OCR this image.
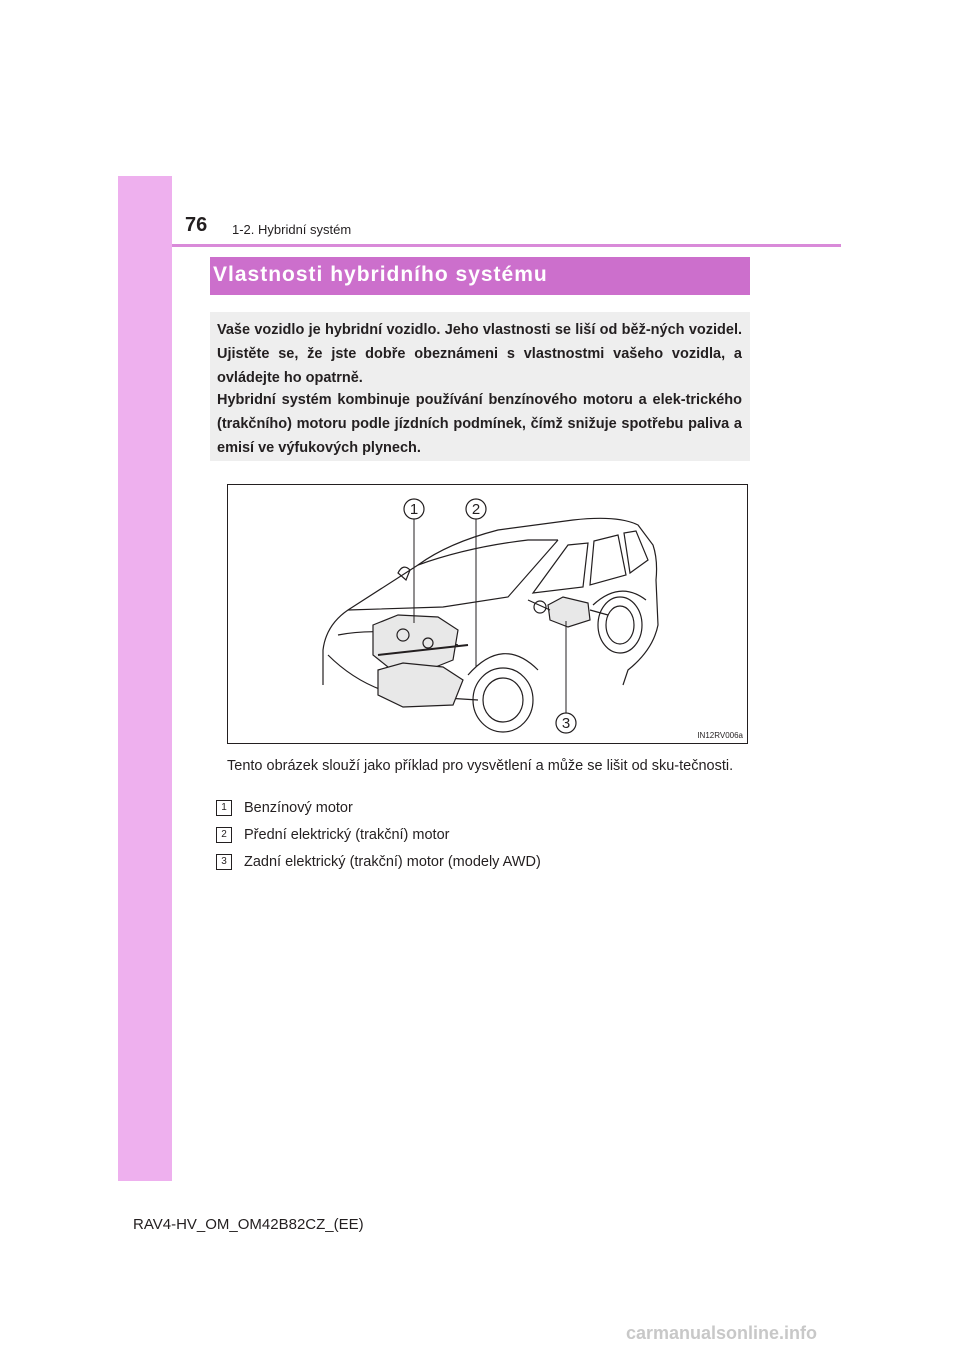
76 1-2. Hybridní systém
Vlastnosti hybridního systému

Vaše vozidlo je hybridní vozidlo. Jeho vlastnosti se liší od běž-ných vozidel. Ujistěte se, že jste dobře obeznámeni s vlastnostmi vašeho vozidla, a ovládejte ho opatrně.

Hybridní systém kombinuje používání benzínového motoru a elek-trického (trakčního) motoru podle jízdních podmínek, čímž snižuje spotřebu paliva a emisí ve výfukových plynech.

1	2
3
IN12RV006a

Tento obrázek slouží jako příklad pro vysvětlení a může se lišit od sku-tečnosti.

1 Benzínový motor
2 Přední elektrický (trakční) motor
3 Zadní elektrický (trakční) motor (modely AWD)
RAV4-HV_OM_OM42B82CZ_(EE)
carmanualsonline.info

-.-.-

Images in the data above are to be skipped. Retype all other material exactly.

● Output for this task
OCR this image.
76 1-2. Hybridní systém
Vlastnosti hybridního systému

Vaše vozidlo je hybridní vozidlo. Jeho vlastnosti se liší od běž-ných vozidel. Ujistěte se, že jste dobře obeznámeni s vlastnostmi vašeho vozidla, a ovládejte ho opatrně.

Hybridní systém kombinuje používání benzínového motoru a elek-trického (trakčního) motoru podle jízdních podmínek, čímž snižuje spotřebu paliva a emisí ve výfukových plynech.

1	2
3
IN12RV006a

Tento obrázek slouží jako příklad pro vysvětlení a může se lišit od sku-tečnosti.

1 Benzínový motor
2 Přední elektrický (trakční) motor
3 Zadní elektrický (trakční) motor (modely AWD)
RAV4-HV_OM_OM42B82CZ_(EE)
carmanualsonline.info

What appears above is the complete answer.